-- start of RECORDS FOR THE EXERCISE --

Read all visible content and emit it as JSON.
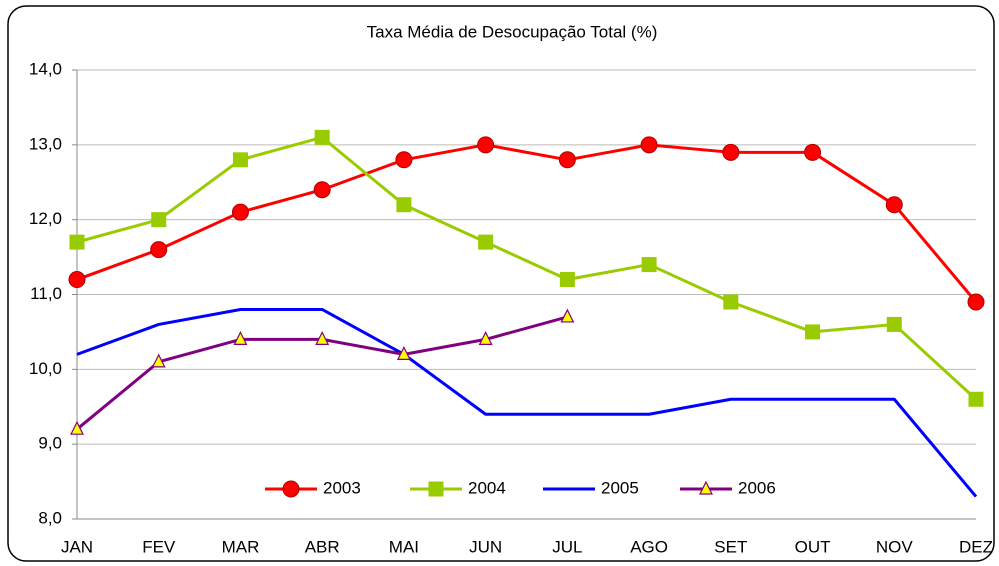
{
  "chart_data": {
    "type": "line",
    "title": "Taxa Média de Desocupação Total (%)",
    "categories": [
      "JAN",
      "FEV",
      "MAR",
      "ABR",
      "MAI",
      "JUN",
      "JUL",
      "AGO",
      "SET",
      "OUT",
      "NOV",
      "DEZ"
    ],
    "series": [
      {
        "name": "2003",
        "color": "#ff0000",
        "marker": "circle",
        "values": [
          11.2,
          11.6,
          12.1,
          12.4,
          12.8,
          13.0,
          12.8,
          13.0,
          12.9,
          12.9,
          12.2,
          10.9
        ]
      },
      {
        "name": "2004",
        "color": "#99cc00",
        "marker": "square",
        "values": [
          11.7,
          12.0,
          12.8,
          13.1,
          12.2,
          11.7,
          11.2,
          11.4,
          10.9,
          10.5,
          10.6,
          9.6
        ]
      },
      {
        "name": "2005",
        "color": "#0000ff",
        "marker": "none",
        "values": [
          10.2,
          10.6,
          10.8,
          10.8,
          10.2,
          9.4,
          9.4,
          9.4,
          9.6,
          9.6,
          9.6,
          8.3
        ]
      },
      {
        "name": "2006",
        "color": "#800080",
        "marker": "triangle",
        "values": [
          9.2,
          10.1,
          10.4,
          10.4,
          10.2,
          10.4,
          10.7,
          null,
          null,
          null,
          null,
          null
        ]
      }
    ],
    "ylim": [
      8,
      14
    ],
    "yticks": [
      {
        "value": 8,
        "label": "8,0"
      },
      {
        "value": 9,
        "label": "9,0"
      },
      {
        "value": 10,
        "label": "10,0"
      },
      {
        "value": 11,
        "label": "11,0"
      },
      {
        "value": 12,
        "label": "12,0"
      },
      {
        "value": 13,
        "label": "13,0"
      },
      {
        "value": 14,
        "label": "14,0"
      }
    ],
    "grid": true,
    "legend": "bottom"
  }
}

-- end of RECORDS FOR THE EXERCISE --
-- start of RECORDS FOR THE EXERCISE --

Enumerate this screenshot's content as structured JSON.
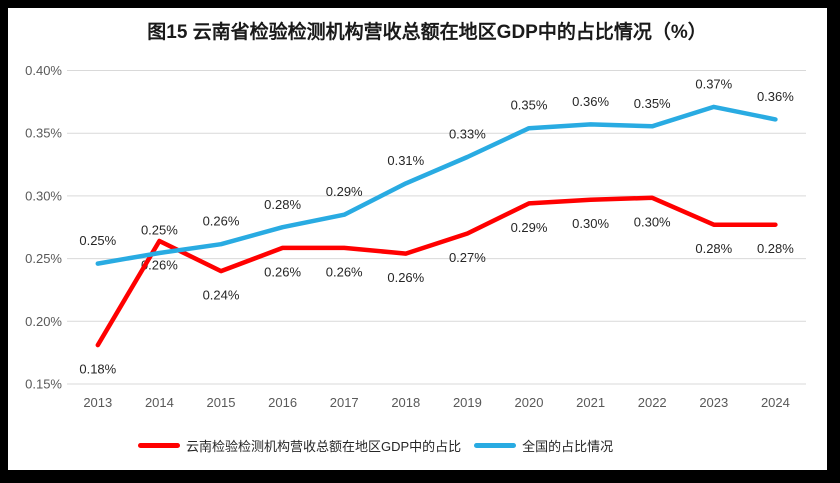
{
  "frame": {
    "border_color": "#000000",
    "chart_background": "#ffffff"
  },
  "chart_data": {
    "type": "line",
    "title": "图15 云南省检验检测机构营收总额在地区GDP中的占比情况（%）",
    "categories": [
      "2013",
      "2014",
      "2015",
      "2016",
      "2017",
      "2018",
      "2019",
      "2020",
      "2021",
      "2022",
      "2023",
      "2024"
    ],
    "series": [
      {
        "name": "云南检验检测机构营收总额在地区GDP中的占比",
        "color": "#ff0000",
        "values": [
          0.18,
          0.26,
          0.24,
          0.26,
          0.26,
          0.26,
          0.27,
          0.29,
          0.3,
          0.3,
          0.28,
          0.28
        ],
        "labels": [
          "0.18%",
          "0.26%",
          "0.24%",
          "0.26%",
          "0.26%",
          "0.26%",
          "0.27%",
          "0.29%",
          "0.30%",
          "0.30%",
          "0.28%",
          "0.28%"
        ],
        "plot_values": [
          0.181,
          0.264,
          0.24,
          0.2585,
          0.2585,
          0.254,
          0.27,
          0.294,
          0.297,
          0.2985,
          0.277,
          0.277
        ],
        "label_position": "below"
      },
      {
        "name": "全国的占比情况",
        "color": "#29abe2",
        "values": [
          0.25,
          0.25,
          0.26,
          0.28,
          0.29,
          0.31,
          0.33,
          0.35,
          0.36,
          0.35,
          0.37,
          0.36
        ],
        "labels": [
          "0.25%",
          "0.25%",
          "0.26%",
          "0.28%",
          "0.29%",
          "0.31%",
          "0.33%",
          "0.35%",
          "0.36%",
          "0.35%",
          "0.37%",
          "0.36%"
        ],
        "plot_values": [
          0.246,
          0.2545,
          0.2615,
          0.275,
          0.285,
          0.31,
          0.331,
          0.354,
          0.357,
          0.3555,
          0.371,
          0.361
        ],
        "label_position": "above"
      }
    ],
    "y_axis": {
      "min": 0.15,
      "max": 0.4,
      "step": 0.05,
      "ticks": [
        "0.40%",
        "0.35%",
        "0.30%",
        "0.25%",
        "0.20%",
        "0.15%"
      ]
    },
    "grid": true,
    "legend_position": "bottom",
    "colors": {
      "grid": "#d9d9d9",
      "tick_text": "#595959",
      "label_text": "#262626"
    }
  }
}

-- end of RECORDS FOR THE EXERCISE --

* **WRITTEN EXERCISE**: Say how many lines in the records contain the string "name", and say nothing else.

* **ANSWER TO THIS PROBLEM**: 6